Give a verbatim quotation of every record.

**Supplied data:**
-.-.-
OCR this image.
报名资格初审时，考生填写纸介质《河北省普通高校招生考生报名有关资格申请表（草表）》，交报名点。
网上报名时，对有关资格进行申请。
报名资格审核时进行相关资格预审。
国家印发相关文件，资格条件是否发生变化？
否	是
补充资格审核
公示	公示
-.-.-
**Exercise output:**
OCR this image.
报名资格初审时，考生填写纸介质《河北省普通高校招生考生报名有关资格申请表（草表）》，交报名点。
网上报名时，对有关资格进行申请。
报名资格审核时进行相关资格预审。
国家印发相关文件，资格条件是否发生变化？
否	是
补充资格审核
公示	公示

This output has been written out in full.